SHORT PROBLEM: Copy out each line containing "Residential" from the entries below.

INPUT RECORDS:
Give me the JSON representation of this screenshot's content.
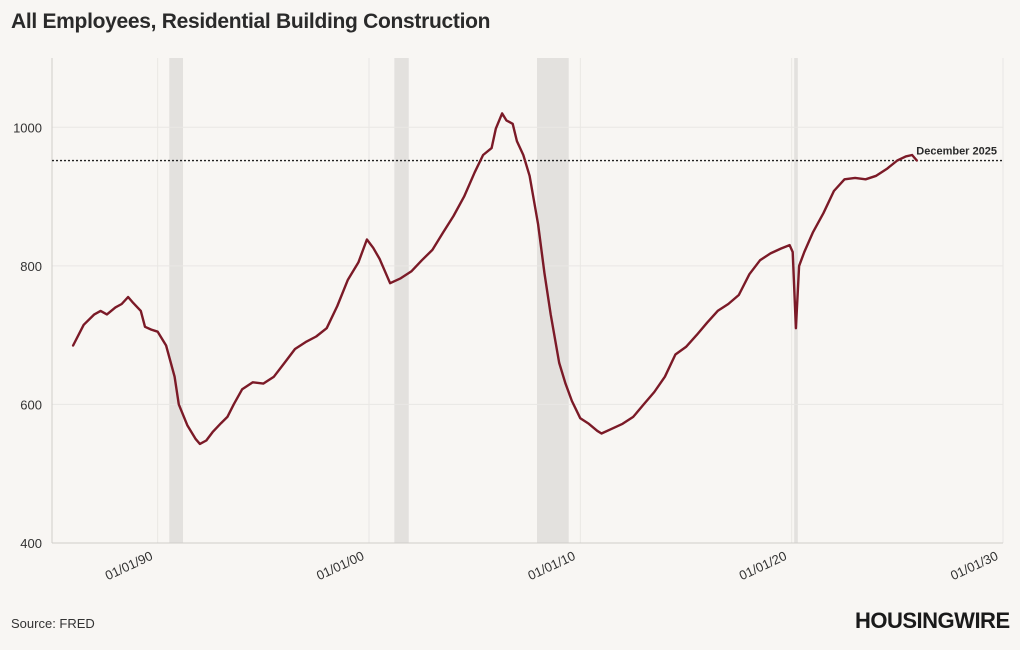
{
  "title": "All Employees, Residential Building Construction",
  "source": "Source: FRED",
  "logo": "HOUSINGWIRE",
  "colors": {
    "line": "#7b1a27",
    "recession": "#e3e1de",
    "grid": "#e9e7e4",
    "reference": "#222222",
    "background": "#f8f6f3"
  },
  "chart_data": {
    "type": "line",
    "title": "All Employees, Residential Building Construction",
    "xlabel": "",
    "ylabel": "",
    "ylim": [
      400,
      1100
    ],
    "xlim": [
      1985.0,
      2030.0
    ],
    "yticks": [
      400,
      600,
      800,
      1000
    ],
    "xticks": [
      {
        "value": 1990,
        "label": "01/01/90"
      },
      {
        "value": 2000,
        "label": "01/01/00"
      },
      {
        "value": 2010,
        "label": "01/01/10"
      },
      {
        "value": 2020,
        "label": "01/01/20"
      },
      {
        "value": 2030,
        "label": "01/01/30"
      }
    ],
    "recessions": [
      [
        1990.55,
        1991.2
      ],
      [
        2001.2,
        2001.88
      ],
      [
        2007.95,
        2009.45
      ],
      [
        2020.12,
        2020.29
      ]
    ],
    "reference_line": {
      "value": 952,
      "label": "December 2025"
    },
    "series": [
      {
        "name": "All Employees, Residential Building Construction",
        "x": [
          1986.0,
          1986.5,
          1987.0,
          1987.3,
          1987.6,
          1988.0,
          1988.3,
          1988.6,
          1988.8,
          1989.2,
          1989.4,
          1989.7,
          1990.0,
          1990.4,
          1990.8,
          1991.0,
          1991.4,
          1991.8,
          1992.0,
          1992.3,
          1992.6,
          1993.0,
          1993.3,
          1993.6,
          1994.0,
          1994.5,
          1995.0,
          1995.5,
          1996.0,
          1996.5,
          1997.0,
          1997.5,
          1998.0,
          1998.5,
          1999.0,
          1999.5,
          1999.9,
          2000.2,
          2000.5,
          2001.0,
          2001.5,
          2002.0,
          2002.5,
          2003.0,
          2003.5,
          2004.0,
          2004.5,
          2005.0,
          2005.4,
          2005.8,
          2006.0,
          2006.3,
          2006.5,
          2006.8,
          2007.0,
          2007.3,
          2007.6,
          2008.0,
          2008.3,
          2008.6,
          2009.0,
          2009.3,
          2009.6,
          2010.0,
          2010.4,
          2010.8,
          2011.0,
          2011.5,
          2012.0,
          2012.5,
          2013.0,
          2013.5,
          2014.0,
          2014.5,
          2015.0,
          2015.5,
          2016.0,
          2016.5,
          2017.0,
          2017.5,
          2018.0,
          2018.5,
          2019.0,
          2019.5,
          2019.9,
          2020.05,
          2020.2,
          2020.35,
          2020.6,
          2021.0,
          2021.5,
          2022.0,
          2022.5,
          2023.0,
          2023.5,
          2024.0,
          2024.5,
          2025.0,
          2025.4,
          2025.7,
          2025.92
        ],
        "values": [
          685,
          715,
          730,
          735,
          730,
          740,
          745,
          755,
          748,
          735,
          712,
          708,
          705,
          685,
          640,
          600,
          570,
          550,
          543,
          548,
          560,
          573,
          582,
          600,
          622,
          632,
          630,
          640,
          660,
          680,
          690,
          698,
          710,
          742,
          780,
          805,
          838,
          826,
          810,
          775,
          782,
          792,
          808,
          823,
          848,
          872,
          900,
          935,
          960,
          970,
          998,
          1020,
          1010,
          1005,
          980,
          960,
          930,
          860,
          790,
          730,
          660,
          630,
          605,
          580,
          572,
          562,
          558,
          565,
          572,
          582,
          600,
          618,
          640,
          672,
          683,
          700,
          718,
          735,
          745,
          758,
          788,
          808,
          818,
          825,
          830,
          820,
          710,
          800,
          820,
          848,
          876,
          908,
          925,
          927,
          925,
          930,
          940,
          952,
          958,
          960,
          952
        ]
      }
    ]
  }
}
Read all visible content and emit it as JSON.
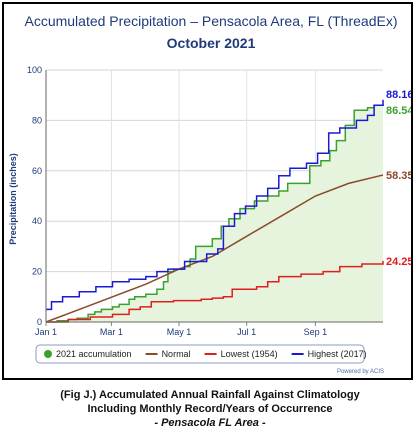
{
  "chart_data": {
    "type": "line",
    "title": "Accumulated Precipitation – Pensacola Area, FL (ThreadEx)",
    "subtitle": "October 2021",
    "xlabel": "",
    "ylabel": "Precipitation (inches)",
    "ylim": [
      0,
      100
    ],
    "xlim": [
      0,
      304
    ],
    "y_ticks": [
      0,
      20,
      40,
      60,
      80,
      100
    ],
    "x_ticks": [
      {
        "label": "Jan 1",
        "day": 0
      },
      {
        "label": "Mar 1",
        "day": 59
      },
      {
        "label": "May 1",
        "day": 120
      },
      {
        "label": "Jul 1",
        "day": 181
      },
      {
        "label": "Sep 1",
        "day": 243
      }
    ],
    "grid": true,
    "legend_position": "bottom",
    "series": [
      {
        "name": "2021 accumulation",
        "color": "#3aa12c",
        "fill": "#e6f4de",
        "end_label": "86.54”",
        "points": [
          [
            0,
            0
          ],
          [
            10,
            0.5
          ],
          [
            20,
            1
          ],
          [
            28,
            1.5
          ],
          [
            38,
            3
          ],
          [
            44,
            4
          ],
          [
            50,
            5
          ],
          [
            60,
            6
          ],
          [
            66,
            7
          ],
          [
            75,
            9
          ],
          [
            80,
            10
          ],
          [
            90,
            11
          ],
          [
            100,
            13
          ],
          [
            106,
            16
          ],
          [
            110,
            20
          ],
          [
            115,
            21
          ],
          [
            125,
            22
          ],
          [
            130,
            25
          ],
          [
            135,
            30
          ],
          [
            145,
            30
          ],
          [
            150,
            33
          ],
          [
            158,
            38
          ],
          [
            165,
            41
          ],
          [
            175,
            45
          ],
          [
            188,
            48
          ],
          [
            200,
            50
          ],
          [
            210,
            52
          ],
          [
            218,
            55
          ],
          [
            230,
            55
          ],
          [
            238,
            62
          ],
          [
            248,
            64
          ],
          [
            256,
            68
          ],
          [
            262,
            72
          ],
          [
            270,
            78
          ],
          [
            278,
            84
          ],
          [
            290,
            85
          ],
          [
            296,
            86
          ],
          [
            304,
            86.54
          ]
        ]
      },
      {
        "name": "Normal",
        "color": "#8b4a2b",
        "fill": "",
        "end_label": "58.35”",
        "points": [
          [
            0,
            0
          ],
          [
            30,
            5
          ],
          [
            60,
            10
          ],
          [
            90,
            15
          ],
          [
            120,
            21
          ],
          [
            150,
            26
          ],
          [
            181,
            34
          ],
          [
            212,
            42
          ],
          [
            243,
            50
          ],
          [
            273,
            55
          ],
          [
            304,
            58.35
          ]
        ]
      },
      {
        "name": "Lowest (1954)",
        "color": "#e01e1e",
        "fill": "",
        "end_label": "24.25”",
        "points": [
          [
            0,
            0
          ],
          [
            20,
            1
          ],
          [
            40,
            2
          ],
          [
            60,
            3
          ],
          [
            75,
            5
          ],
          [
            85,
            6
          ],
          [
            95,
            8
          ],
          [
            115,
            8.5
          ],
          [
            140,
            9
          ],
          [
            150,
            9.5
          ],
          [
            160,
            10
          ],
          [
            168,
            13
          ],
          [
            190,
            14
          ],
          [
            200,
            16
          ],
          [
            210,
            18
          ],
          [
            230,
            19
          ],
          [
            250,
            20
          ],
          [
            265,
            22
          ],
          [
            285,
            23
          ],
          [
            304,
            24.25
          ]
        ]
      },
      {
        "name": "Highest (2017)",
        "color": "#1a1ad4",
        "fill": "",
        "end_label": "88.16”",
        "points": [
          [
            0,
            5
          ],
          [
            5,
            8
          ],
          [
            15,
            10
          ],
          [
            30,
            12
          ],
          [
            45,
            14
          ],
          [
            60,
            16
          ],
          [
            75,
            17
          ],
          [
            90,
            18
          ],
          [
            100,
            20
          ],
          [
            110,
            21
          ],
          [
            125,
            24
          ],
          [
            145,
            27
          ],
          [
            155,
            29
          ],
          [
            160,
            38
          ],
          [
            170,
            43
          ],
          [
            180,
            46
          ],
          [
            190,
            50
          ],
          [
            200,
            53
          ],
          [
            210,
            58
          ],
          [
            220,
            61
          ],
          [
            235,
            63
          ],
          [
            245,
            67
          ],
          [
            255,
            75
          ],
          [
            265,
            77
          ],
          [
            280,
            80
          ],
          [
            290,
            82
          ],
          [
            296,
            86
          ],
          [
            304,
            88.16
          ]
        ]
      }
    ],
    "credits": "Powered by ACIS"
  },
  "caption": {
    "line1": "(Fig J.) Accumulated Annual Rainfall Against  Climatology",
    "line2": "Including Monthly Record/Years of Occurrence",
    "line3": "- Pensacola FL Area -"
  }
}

COMPLETE ANSWER:
  "title": "All Employees, Residential Building Construction",
    "title": "All Employees, Residential Building Construction",
        "name": "All Employees, Residential Building Construction",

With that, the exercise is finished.